■ **Quoted text**:
[XML-DEV Mailing List Archive Home] [By Thread] [By Date] [Recent Entries] [Reply To This Message]

Re: XML tools and big documents (was: Re: Is there a size limitation on

  • From: Tyler Baker <tyler@i...>
  • Date: Tue, 01 Sep 1998 21:39:24 -0400

java dom parser size limitation
David Megginson wrote:

> Ingo Macherius writes:
>
>  > My afterall impression is that most available tools do well with
>  > toy examples, but any input being in the MB range easily blasts
>  > them. At least that's true for what came from MS so far.
>
> I don't think that that's true in general.  Most of the Java-based XML
> parsers I've tried seem to be able to handle Jon Bosak's XML Old
> Testament (nearly 4MB) just fine, if somewhat slowly -- I used ot.xml
> for routine testing and profiling while developing AElfred, and
> AElfred barely kicked up a sweat.

(Element and region data)
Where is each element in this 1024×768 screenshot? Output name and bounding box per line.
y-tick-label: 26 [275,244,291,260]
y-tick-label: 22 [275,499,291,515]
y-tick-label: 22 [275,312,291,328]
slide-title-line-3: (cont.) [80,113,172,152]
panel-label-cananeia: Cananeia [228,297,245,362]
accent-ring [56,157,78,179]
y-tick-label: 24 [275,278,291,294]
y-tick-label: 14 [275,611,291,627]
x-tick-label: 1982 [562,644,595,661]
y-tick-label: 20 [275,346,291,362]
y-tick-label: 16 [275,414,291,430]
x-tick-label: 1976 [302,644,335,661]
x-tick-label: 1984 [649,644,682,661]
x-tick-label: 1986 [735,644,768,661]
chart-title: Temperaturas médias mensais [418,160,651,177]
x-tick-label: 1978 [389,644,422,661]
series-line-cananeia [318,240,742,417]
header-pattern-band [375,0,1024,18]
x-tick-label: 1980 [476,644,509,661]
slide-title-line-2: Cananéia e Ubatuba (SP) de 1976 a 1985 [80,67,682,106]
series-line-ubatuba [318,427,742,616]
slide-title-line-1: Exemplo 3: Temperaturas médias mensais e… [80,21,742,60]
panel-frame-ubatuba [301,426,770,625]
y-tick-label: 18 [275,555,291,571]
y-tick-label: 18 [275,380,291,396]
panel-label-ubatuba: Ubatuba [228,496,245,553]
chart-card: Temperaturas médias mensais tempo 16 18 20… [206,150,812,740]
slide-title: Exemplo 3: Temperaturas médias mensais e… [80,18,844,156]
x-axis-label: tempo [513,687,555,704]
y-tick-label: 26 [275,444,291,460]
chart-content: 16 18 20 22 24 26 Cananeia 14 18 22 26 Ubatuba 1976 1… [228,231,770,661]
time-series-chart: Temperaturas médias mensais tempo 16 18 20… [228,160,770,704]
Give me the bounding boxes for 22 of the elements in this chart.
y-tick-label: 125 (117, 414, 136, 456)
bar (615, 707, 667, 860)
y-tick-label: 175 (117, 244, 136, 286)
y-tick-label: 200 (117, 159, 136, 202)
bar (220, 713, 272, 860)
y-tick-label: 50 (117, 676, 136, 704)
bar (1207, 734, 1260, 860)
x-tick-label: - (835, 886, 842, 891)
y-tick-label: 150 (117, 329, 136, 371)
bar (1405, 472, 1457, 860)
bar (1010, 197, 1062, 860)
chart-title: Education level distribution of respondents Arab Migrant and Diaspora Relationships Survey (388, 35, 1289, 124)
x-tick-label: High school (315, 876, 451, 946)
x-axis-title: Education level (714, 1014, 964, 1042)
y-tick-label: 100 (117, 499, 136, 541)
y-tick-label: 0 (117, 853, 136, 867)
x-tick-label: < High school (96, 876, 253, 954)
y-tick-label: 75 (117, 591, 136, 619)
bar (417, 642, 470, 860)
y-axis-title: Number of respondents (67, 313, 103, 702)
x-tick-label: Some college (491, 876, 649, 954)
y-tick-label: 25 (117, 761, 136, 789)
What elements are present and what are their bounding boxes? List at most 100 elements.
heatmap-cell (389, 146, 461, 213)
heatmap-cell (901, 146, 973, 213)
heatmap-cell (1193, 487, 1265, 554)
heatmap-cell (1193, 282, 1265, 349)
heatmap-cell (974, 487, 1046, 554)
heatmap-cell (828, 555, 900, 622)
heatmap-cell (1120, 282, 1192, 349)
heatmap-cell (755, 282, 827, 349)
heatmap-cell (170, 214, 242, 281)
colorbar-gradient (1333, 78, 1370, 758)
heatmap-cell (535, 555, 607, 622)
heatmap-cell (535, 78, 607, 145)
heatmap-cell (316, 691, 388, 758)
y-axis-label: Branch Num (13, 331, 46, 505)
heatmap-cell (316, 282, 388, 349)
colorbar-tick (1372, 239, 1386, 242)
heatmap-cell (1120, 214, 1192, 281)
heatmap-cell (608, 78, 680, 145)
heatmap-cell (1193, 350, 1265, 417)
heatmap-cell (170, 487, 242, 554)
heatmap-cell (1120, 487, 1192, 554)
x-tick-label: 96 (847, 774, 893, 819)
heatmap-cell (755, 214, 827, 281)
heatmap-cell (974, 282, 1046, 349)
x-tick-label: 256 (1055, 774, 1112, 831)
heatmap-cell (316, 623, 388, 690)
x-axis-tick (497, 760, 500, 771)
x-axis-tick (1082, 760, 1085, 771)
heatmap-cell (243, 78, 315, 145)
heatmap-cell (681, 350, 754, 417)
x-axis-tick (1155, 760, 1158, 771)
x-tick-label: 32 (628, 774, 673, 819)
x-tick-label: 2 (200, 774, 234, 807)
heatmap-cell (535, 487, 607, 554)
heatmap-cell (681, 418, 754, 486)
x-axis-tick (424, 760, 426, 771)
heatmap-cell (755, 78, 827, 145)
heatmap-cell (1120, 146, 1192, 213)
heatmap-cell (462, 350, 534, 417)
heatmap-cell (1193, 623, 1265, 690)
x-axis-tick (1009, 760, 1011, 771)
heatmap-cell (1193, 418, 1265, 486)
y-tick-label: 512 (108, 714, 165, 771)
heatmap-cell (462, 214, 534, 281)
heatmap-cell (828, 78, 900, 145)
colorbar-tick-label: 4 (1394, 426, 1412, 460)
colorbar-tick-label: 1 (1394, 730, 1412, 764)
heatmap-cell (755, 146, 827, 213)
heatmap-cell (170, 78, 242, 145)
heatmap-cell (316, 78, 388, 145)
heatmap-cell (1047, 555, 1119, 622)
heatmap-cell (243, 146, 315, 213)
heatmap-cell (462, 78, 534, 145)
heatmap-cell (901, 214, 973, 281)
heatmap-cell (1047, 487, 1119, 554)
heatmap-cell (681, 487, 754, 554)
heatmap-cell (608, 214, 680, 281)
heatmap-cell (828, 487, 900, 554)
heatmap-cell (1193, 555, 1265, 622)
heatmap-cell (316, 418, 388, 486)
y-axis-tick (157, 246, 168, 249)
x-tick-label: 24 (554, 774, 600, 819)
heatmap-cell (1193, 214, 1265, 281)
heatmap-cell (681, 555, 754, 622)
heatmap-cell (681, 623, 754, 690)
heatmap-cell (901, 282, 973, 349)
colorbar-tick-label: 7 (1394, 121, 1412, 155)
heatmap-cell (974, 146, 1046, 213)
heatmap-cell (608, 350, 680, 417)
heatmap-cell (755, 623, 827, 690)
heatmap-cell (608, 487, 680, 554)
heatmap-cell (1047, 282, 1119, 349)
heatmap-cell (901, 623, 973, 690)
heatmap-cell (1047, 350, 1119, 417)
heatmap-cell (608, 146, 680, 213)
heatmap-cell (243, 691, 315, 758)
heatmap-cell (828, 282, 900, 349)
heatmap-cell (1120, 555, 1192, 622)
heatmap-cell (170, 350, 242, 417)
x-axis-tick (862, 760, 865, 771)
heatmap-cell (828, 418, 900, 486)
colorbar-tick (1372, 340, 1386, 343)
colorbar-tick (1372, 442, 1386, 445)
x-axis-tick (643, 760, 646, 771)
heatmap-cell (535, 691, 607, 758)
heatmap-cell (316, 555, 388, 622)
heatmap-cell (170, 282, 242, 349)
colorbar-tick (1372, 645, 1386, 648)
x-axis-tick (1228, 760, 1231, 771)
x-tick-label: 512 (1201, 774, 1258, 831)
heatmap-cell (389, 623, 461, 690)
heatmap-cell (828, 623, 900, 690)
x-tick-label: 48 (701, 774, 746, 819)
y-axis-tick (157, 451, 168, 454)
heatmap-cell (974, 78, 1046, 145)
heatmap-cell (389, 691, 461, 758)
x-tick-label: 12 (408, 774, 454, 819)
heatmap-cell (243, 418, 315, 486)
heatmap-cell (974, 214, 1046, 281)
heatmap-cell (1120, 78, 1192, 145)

■ **Task description**:
In the mailing list post about XML tools and big documents, which file does David Megginson say he used for routine testing and profiling while developing AElfred? This data plays no part in what you need to do.

■ **Task output**:
He used ot.xml, Jon Bosak's XML Old Testament, which is nearly 4MB.